>>>>>

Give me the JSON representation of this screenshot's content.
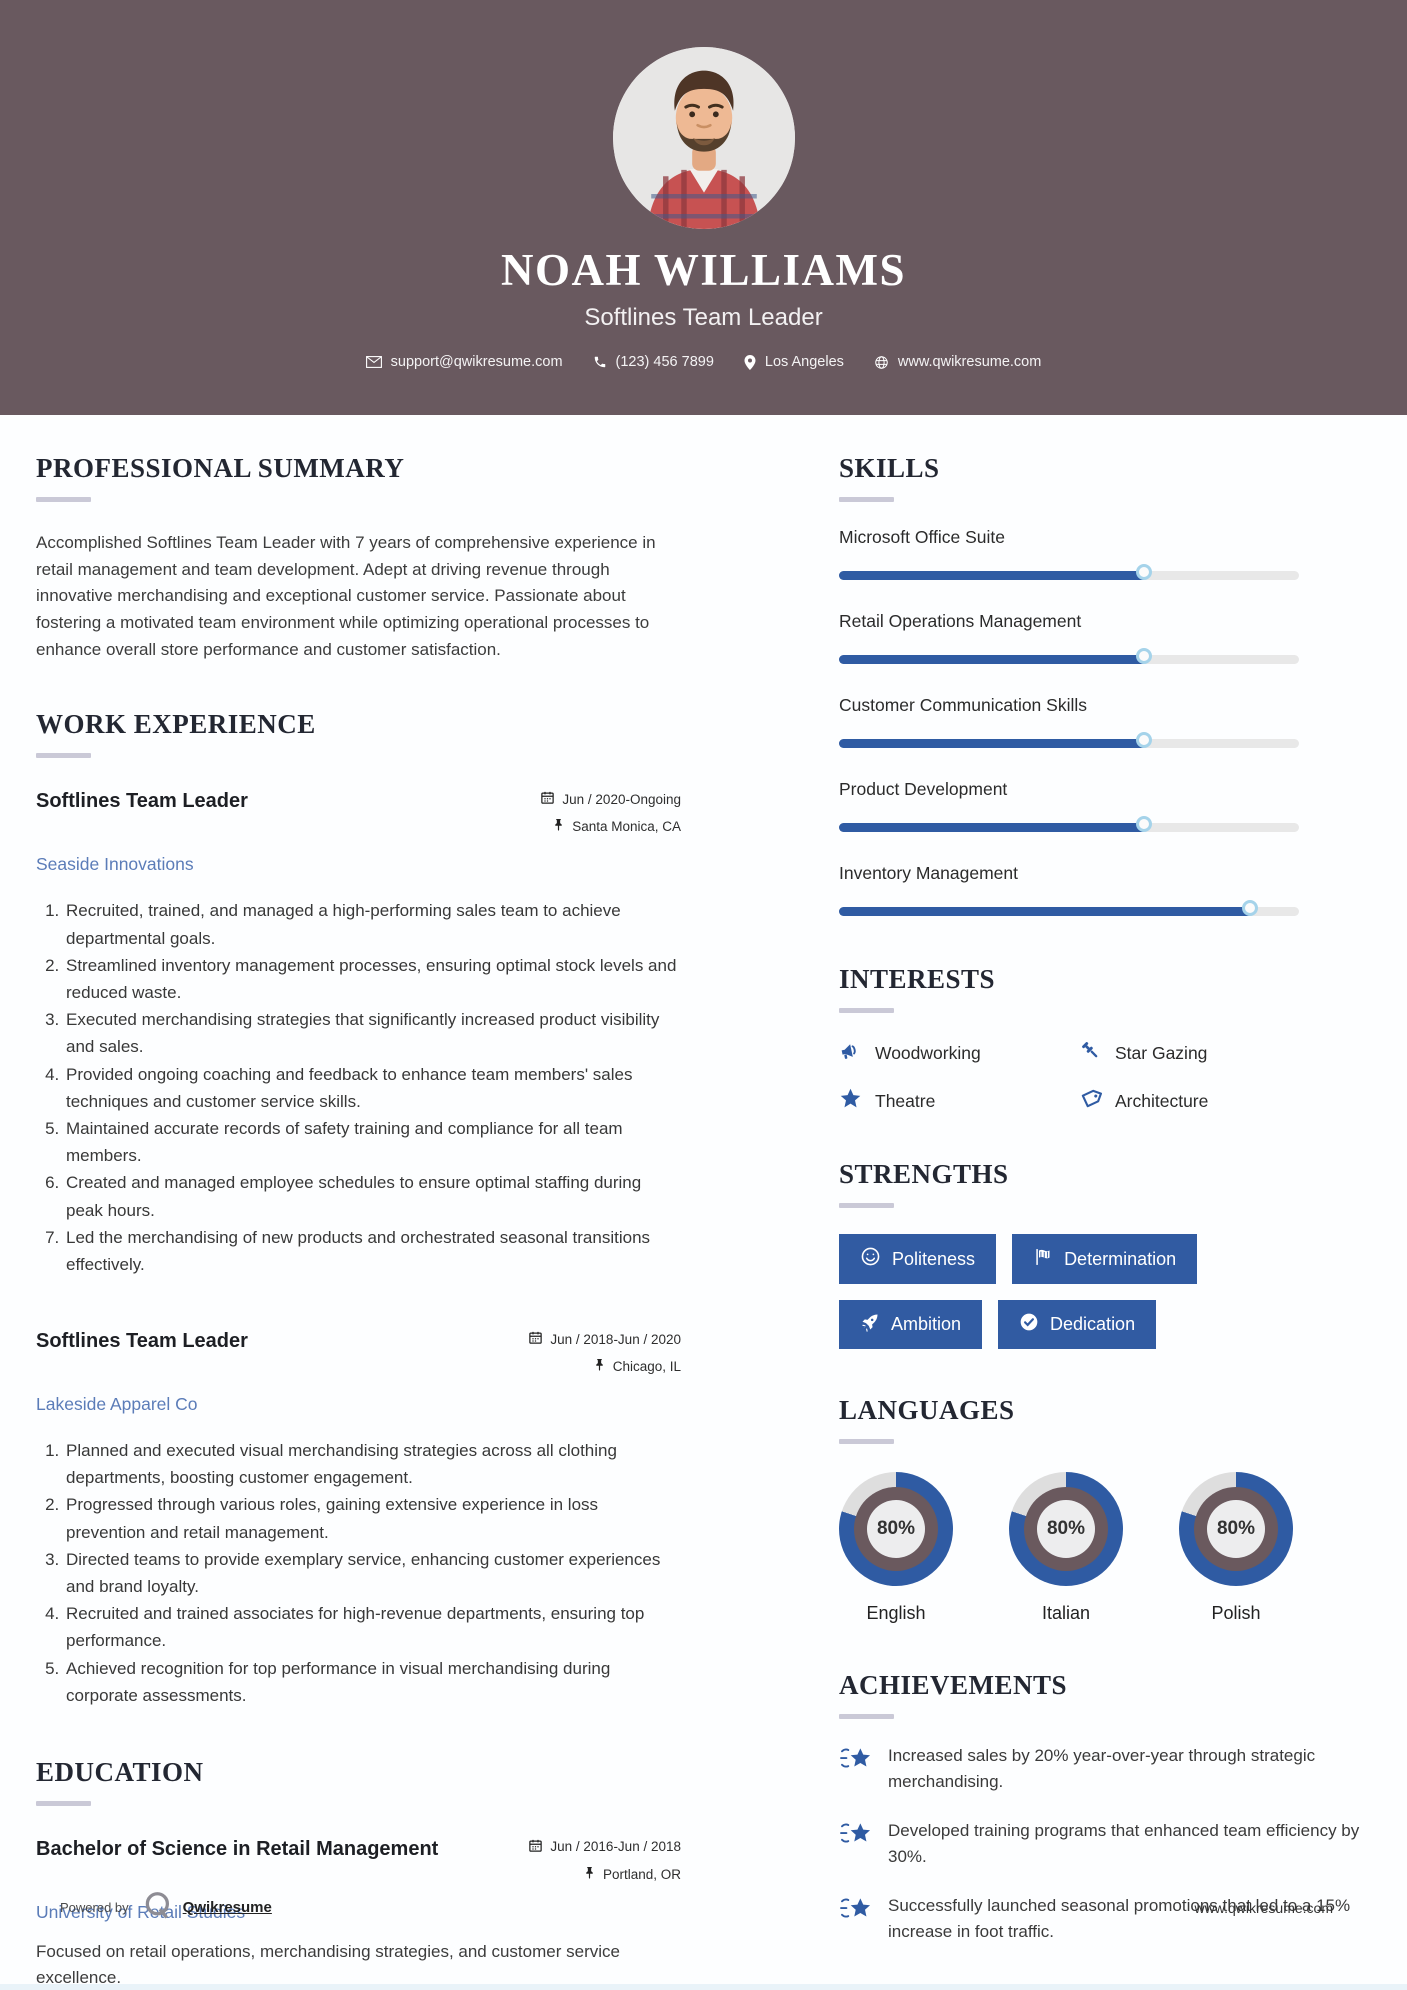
{
  "header": {
    "name": "NOAH WILLIAMS",
    "title": "Softlines Team Leader",
    "contact": {
      "email": {
        "icon": "envelope-icon",
        "text": "support@qwikresume.com"
      },
      "phone": {
        "icon": "phone-icon",
        "text": "(123) 456 7899"
      },
      "location": {
        "icon": "map-pin-icon",
        "text": "Los Angeles"
      },
      "website": {
        "icon": "globe-icon",
        "text": "www.qwikresume.com"
      }
    }
  },
  "sections": {
    "summary": {
      "heading": "PROFESSIONAL SUMMARY",
      "text": "Accomplished Softlines Team Leader with 7 years of comprehensive experience in retail management and team development. Adept at driving revenue through innovative merchandising and exceptional customer service. Passionate about fostering a motivated team environment while optimizing operational processes to enhance overall store performance and customer satisfaction."
    },
    "experience": {
      "heading": "WORK EXPERIENCE",
      "jobs": [
        {
          "title": "Softlines Team Leader",
          "company": "Seaside Innovations",
          "dates": "Jun / 2020-Ongoing",
          "location": "Santa Monica, CA",
          "bullets": [
            "Recruited, trained, and managed a high-performing sales team to achieve departmental goals.",
            "Streamlined inventory management processes, ensuring optimal stock levels and reduced waste.",
            "Executed merchandising strategies that significantly increased product visibility and sales.",
            "Provided ongoing coaching and feedback to enhance team members' sales techniques and customer service skills.",
            "Maintained accurate records of safety training and compliance for all team members.",
            "Created and managed employee schedules to ensure optimal staffing during peak hours.",
            "Led the merchandising of new products and orchestrated seasonal transitions effectively."
          ]
        },
        {
          "title": "Softlines Team Leader",
          "company": "Lakeside Apparel Co",
          "dates": "Jun / 2018-Jun / 2020",
          "location": "Chicago, IL",
          "bullets": [
            "Planned and executed visual merchandising strategies across all clothing departments, boosting customer engagement.",
            "Progressed through various roles, gaining extensive experience in loss prevention and retail management.",
            "Directed teams to provide exemplary service, enhancing customer experiences and brand loyalty.",
            "Recruited and trained associates for high-revenue departments, ensuring top performance.",
            "Achieved recognition for top performance in visual merchandising during corporate assessments."
          ]
        }
      ]
    },
    "education": {
      "heading": "EDUCATION",
      "degree": "Bachelor of Science in Retail Management",
      "school": "University of Retail Studies",
      "dates": "Jun / 2016-Jun / 2018",
      "location": "Portland, OR",
      "description": "Focused on retail operations, merchandising strategies, and customer service excellence."
    },
    "skills": {
      "heading": "SKILLS",
      "items": [
        {
          "name": "Microsoft Office Suite",
          "level": 67
        },
        {
          "name": "Retail Operations Management",
          "level": 67
        },
        {
          "name": "Customer Communication Skills",
          "level": 67
        },
        {
          "name": "Product Development",
          "level": 67
        },
        {
          "name": "Inventory Management",
          "level": 90
        }
      ]
    },
    "interests": {
      "heading": "INTERESTS",
      "items": [
        {
          "label": "Woodworking",
          "icon": "megaphone-icon"
        },
        {
          "label": "Star Gazing",
          "icon": "gavel-icon"
        },
        {
          "label": "Theatre",
          "icon": "star-icon"
        },
        {
          "label": "Architecture",
          "icon": "tag-icon"
        }
      ]
    },
    "strengths": {
      "heading": "STRENGTHS",
      "items": [
        {
          "label": "Politeness",
          "icon": "smiley-icon"
        },
        {
          "label": "Determination",
          "icon": "flag-icon"
        },
        {
          "label": "Ambition",
          "icon": "rocket-icon"
        },
        {
          "label": "Dedication",
          "icon": "check-circle-icon"
        }
      ]
    },
    "languages": {
      "heading": "LANGUAGES",
      "items": [
        {
          "label": "English",
          "percent": 80
        },
        {
          "label": "Italian",
          "percent": 80
        },
        {
          "label": "Polish",
          "percent": 80
        }
      ]
    },
    "achievements": {
      "heading": "ACHIEVEMENTS",
      "icon": "shooting-star-icon",
      "items": [
        "Increased sales by 20% year-over-year through strategic merchandising.",
        "Developed training programs that enhanced team efficiency by 30%.",
        "Successfully launched seasonal promotions that led to a 15% increase in foot traffic."
      ]
    }
  },
  "footer": {
    "powered_by": "Powered by",
    "brand": "Qwikresume",
    "website": "www.qwikresume.com"
  },
  "colors": {
    "header_bg": "#69595f",
    "accent_blue": "#2f5ba3",
    "link_blue": "#5b7cb8",
    "heading_underline": "#cac9d7"
  }
}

<<<<<

Exercise task: Copy everything in the records above except the pictures, exactly as written.

Full output:
Give me the JSON representation of this screenshot's content.
{
  "header": {
    "name": "NOAH WILLIAMS",
    "title": "Softlines Team Leader",
    "contact": {
      "email": {
        "icon": "envelope-icon",
        "text": "support@qwikresume.com"
      },
      "phone": {
        "icon": "phone-icon",
        "text": "(123) 456 7899"
      },
      "location": {
        "icon": "map-pin-icon",
        "text": "Los Angeles"
      },
      "website": {
        "icon": "globe-icon",
        "text": "www.qwikresume.com"
      }
    }
  },
  "sections": {
    "summary": {
      "heading": "PROFESSIONAL SUMMARY",
      "text": "Accomplished Softlines Team Leader with 7 years of comprehensive experience in retail management and team development. Adept at driving revenue through innovative merchandising and exceptional customer service. Passionate about fostering a motivated team environment while optimizing operational processes to enhance overall store performance and customer satisfaction."
    },
    "experience": {
      "heading": "WORK EXPERIENCE",
      "jobs": [
        {
          "title": "Softlines Team Leader",
          "company": "Seaside Innovations",
          "dates": "Jun / 2020-Ongoing",
          "location": "Santa Monica, CA",
          "bullets": [
            "Recruited, trained, and managed a high-performing sales team to achieve departmental goals.",
            "Streamlined inventory management processes, ensuring optimal stock levels and reduced waste.",
            "Executed merchandising strategies that significantly increased product visibility and sales.",
            "Provided ongoing coaching and feedback to enhance team members' sales techniques and customer service skills.",
            "Maintained accurate records of safety training and compliance for all team members.",
            "Created and managed employee schedules to ensure optimal staffing during peak hours.",
            "Led the merchandising of new products and orchestrated seasonal transitions effectively."
          ]
        },
        {
          "title": "Softlines Team Leader",
          "company": "Lakeside Apparel Co",
          "dates": "Jun / 2018-Jun / 2020",
          "location": "Chicago, IL",
          "bullets": [
            "Planned and executed visual merchandising strategies across all clothing departments, boosting customer engagement.",
            "Progressed through various roles, gaining extensive experience in loss prevention and retail management.",
            "Directed teams to provide exemplary service, enhancing customer experiences and brand loyalty.",
            "Recruited and trained associates for high-revenue departments, ensuring top performance.",
            "Achieved recognition for top performance in visual merchandising during corporate assessments."
          ]
        }
      ]
    },
    "education": {
      "heading": "EDUCATION",
      "degree": "Bachelor of Science in Retail Management",
      "school": "University of Retail Studies",
      "dates": "Jun / 2016-Jun / 2018",
      "location": "Portland, OR",
      "description": "Focused on retail operations, merchandising strategies, and customer service excellence."
    },
    "skills": {
      "heading": "SKILLS",
      "items": [
        {
          "name": "Microsoft Office Suite",
          "level": 67
        },
        {
          "name": "Retail Operations Management",
          "level": 67
        },
        {
          "name": "Customer Communication Skills",
          "level": 67
        },
        {
          "name": "Product Development",
          "level": 67
        },
        {
          "name": "Inventory Management",
          "level": 90
        }
      ]
    },
    "interests": {
      "heading": "INTERESTS",
      "items": [
        {
          "label": "Woodworking",
          "icon": "megaphone-icon"
        },
        {
          "label": "Star Gazing",
          "icon": "gavel-icon"
        },
        {
          "label": "Theatre",
          "icon": "star-icon"
        },
        {
          "label": "Architecture",
          "icon": "tag-icon"
        }
      ]
    },
    "strengths": {
      "heading": "STRENGTHS",
      "items": [
        {
          "label": "Politeness",
          "icon": "smiley-icon"
        },
        {
          "label": "Determination",
          "icon": "flag-icon"
        },
        {
          "label": "Ambition",
          "icon": "rocket-icon"
        },
        {
          "label": "Dedication",
          "icon": "check-circle-icon"
        }
      ]
    },
    "languages": {
      "heading": "LANGUAGES",
      "items": [
        {
          "label": "English",
          "percent": 80
        },
        {
          "label": "Italian",
          "percent": 80
        },
        {
          "label": "Polish",
          "percent": 80
        }
      ]
    },
    "achievements": {
      "heading": "ACHIEVEMENTS",
      "icon": "shooting-star-icon",
      "items": [
        "Increased sales by 20% year-over-year through strategic merchandising.",
        "Developed training programs that enhanced team efficiency by 30%.",
        "Successfully launched seasonal promotions that led to a 15% increase in foot traffic."
      ]
    }
  },
  "footer": {
    "powered_by": "Powered by",
    "brand": "Qwikresume",
    "website": "www.qwikresume.com"
  },
  "colors": {
    "header_bg": "#69595f",
    "accent_blue": "#2f5ba3",
    "link_blue": "#5b7cb8",
    "heading_underline": "#cac9d7"
  }
}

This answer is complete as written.